Data entries –
◇ ◇ ◇

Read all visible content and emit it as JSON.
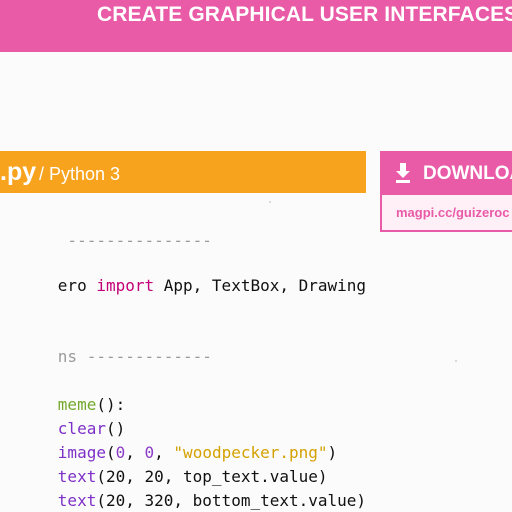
{
  "banner": {
    "text": "CREATE GRAPHICAL USER INTERFACES WITH",
    "color": "#e95aa7"
  },
  "code_header": {
    "filename": ".py",
    "language": "/ Python 3",
    "color": "#f7a31e"
  },
  "download": {
    "title": "DOWNLOA",
    "link": "magpi.cc/guizeroc",
    "icon": "download-arrow-icon",
    "color": "#e95aa7"
  },
  "code_lines": [
    {
      "parts": [
        {
          "text": " ---------------",
          "type": "comment"
        }
      ]
    },
    {
      "parts": [
        {
          "text": "ero ",
          "type": "plain"
        },
        {
          "text": "import",
          "type": "keyword"
        },
        {
          "text": " App, TextBox, Drawing",
          "type": "plain"
        }
      ]
    },
    {
      "parts": [
        {
          "text": "ns -------------",
          "type": "comment"
        }
      ]
    },
    {
      "parts": [
        {
          "text": "meme",
          "type": "func-green"
        },
        {
          "text": "():",
          "type": "plain"
        }
      ]
    },
    {
      "parts": [
        {
          "text": "clear",
          "type": "func"
        },
        {
          "text": "()",
          "type": "plain"
        }
      ]
    },
    {
      "parts": [
        {
          "text": "image",
          "type": "func"
        },
        {
          "text": "(",
          "type": "plain"
        },
        {
          "text": "0",
          "type": "number"
        },
        {
          "text": ", ",
          "type": "plain"
        },
        {
          "text": "0",
          "type": "number"
        },
        {
          "text": ", ",
          "type": "plain"
        },
        {
          "text": "\"woodpecker.png\"",
          "type": "string"
        },
        {
          "text": ")",
          "type": "plain"
        }
      ]
    },
    {
      "parts": [
        {
          "text": "text",
          "type": "func"
        },
        {
          "text": "(20, 20, top_text.value)",
          "type": "plain"
        }
      ]
    },
    {
      "parts": [
        {
          "text": "text",
          "type": "func"
        },
        {
          "text": "(20, 320, bottom_text.value)",
          "type": "plain"
        }
      ]
    }
  ]
}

◇ ◇ ◇

Goal –
Check every line of the listing for the string "value" and report how many lines have it, as a number alone.

Right answer –
2